EXERCISE DATA.
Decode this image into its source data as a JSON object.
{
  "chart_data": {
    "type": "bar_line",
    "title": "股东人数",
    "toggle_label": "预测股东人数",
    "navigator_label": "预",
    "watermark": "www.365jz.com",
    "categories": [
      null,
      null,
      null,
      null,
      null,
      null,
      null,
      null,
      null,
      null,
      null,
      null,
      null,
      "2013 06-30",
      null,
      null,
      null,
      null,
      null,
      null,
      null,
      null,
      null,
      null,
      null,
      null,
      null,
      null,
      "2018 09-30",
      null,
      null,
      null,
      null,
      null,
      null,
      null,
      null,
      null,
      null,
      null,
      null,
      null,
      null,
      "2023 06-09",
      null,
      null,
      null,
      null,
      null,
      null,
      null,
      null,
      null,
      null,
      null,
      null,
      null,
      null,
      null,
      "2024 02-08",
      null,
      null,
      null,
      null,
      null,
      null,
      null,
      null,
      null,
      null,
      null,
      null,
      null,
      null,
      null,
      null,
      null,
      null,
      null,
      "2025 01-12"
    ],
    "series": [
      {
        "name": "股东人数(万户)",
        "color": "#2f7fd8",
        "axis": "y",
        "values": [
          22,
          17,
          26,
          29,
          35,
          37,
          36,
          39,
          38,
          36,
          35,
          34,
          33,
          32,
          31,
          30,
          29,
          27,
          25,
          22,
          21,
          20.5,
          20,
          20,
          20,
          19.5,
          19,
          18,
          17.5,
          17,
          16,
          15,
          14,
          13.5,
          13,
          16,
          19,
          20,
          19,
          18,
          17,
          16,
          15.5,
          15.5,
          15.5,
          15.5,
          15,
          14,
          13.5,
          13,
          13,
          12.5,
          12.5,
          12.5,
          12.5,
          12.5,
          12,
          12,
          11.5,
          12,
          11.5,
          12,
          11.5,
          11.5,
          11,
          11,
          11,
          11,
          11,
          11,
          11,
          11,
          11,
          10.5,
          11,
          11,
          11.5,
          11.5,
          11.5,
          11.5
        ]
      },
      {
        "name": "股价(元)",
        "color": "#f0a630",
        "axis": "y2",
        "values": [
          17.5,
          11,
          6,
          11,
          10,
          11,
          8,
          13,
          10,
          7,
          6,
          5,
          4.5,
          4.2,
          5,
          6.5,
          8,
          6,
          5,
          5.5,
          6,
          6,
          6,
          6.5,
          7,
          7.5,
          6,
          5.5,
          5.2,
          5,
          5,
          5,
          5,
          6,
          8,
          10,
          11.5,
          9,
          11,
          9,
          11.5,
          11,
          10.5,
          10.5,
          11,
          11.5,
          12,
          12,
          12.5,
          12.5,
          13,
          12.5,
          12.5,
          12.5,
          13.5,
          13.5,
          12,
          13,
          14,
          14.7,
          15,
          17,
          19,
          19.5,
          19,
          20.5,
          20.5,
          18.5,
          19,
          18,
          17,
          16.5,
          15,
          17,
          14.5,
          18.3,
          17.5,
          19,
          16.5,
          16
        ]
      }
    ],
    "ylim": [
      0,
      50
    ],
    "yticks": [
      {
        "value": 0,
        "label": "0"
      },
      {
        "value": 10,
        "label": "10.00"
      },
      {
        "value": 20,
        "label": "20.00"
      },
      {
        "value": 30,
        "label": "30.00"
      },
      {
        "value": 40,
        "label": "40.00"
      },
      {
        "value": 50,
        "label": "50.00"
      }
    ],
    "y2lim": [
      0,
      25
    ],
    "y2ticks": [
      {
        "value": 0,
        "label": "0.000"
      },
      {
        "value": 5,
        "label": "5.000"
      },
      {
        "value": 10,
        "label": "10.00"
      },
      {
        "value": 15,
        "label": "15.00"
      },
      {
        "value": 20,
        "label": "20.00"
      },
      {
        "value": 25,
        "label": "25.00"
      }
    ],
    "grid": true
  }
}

PROBLEM. Print all of the entries again, exactly as written.

TASK SOLUTION.
Decode this image into its source data as a JSON object.
{
  "chart_data": {
    "type": "bar_line",
    "title": "股东人数",
    "toggle_label": "预测股东人数",
    "navigator_label": "预",
    "watermark": "www.365jz.com",
    "categories": [
      null,
      null,
      null,
      null,
      null,
      null,
      null,
      null,
      null,
      null,
      null,
      null,
      null,
      "2013 06-30",
      null,
      null,
      null,
      null,
      null,
      null,
      null,
      null,
      null,
      null,
      null,
      null,
      null,
      null,
      "2018 09-30",
      null,
      null,
      null,
      null,
      null,
      null,
      null,
      null,
      null,
      null,
      null,
      null,
      null,
      null,
      "2023 06-09",
      null,
      null,
      null,
      null,
      null,
      null,
      null,
      null,
      null,
      null,
      null,
      null,
      null,
      null,
      null,
      "2024 02-08",
      null,
      null,
      null,
      null,
      null,
      null,
      null,
      null,
      null,
      null,
      null,
      null,
      null,
      null,
      null,
      null,
      null,
      null,
      null,
      "2025 01-12"
    ],
    "series": [
      {
        "name": "股东人数(万户)",
        "color": "#2f7fd8",
        "axis": "y",
        "values": [
          22,
          17,
          26,
          29,
          35,
          37,
          36,
          39,
          38,
          36,
          35,
          34,
          33,
          32,
          31,
          30,
          29,
          27,
          25,
          22,
          21,
          20.5,
          20,
          20,
          20,
          19.5,
          19,
          18,
          17.5,
          17,
          16,
          15,
          14,
          13.5,
          13,
          16,
          19,
          20,
          19,
          18,
          17,
          16,
          15.5,
          15.5,
          15.5,
          15.5,
          15,
          14,
          13.5,
          13,
          13,
          12.5,
          12.5,
          12.5,
          12.5,
          12.5,
          12,
          12,
          11.5,
          12,
          11.5,
          12,
          11.5,
          11.5,
          11,
          11,
          11,
          11,
          11,
          11,
          11,
          11,
          11,
          10.5,
          11,
          11,
          11.5,
          11.5,
          11.5,
          11.5
        ]
      },
      {
        "name": "股价(元)",
        "color": "#f0a630",
        "axis": "y2",
        "values": [
          17.5,
          11,
          6,
          11,
          10,
          11,
          8,
          13,
          10,
          7,
          6,
          5,
          4.5,
          4.2,
          5,
          6.5,
          8,
          6,
          5,
          5.5,
          6,
          6,
          6,
          6.5,
          7,
          7.5,
          6,
          5.5,
          5.2,
          5,
          5,
          5,
          5,
          6,
          8,
          10,
          11.5,
          9,
          11,
          9,
          11.5,
          11,
          10.5,
          10.5,
          11,
          11.5,
          12,
          12,
          12.5,
          12.5,
          13,
          12.5,
          12.5,
          12.5,
          13.5,
          13.5,
          12,
          13,
          14,
          14.7,
          15,
          17,
          19,
          19.5,
          19,
          20.5,
          20.5,
          18.5,
          19,
          18,
          17,
          16.5,
          15,
          17,
          14.5,
          18.3,
          17.5,
          19,
          16.5,
          16
        ]
      }
    ],
    "ylim": [
      0,
      50
    ],
    "yticks": [
      {
        "value": 0,
        "label": "0"
      },
      {
        "value": 10,
        "label": "10.00"
      },
      {
        "value": 20,
        "label": "20.00"
      },
      {
        "value": 30,
        "label": "30.00"
      },
      {
        "value": 40,
        "label": "40.00"
      },
      {
        "value": 50,
        "label": "50.00"
      }
    ],
    "y2lim": [
      0,
      25
    ],
    "y2ticks": [
      {
        "value": 0,
        "label": "0.000"
      },
      {
        "value": 5,
        "label": "5.000"
      },
      {
        "value": 10,
        "label": "10.00"
      },
      {
        "value": 15,
        "label": "15.00"
      },
      {
        "value": 20,
        "label": "20.00"
      },
      {
        "value": 25,
        "label": "25.00"
      }
    ],
    "grid": true
  }
}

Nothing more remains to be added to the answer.